• _Work to be completed_:
For each line below that includes the word "Urinary", make a copy.

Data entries
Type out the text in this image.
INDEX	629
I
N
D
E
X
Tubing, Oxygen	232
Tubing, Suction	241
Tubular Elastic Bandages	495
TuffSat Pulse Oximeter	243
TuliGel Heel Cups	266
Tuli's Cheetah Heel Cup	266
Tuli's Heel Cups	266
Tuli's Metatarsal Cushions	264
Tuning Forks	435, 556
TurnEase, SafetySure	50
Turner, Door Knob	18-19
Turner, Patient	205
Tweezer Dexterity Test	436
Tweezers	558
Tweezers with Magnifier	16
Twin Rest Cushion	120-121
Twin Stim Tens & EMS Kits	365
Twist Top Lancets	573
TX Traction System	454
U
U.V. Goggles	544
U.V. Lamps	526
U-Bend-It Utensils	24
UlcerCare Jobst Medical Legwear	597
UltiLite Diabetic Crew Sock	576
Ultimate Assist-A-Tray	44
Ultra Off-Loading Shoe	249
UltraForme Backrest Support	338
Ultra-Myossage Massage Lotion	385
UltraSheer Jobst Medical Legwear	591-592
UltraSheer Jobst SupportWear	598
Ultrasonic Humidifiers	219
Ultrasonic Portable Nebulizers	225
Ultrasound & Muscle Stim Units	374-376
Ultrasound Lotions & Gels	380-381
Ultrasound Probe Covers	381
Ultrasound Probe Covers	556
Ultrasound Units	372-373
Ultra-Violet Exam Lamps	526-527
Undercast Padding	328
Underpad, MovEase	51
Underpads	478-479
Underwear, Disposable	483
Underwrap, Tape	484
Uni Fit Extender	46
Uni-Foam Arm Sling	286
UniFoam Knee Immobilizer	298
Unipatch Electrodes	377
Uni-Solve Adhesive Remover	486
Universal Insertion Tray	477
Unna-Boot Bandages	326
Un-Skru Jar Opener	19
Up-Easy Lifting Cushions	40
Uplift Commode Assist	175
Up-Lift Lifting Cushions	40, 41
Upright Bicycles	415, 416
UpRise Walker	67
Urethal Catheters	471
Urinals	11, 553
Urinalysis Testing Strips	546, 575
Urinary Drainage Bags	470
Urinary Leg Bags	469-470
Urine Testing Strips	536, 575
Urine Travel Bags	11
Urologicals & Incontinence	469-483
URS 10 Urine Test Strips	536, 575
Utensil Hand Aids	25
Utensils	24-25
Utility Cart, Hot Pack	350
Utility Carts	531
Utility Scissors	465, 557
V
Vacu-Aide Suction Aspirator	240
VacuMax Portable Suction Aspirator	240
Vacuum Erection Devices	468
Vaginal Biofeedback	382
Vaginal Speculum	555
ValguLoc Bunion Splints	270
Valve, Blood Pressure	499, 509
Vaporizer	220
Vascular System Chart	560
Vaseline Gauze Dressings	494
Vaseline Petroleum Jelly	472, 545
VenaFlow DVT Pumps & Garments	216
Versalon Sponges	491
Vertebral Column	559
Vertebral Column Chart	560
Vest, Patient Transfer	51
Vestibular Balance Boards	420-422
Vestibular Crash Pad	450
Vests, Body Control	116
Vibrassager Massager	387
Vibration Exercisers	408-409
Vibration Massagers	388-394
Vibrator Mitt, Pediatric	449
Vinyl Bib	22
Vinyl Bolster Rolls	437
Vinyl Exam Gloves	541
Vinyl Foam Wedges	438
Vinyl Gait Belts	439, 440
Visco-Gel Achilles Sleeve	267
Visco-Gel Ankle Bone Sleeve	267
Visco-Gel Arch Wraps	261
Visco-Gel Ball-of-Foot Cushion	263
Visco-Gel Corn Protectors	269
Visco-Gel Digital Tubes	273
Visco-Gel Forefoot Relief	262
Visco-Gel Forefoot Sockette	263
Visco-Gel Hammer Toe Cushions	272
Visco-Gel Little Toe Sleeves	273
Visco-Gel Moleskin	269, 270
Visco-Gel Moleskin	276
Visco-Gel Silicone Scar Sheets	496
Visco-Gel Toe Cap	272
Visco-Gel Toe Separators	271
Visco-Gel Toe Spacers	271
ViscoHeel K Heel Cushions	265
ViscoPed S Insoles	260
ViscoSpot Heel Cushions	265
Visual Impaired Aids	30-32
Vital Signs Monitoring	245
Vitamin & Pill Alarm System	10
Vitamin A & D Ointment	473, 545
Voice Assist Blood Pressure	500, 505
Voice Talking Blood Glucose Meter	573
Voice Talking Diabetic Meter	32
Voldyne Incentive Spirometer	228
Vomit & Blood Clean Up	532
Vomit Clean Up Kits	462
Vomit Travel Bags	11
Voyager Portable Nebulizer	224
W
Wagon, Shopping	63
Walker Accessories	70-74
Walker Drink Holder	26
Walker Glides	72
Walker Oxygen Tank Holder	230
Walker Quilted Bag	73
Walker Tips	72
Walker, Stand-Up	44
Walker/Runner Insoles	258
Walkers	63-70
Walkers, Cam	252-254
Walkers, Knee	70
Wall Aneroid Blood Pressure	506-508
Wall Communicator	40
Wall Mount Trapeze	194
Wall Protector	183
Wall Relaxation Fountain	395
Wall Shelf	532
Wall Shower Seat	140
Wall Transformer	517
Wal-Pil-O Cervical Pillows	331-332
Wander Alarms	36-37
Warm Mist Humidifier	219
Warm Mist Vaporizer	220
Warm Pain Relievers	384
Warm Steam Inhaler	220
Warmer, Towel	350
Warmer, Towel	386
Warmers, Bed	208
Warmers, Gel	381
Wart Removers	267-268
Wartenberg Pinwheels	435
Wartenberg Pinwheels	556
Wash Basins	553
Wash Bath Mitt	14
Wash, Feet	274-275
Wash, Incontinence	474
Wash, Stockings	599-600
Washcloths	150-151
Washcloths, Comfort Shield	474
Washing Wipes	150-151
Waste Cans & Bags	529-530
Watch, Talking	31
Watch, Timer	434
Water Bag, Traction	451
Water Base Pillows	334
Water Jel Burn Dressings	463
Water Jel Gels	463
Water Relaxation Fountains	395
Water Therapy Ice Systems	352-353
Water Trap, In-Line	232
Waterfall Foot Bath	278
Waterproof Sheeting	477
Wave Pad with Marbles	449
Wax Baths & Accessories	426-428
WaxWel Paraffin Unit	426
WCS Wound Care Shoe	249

• _Response to the exercise_:
Urinary Drainage Bags	470
Urinary Leg Bags	469-470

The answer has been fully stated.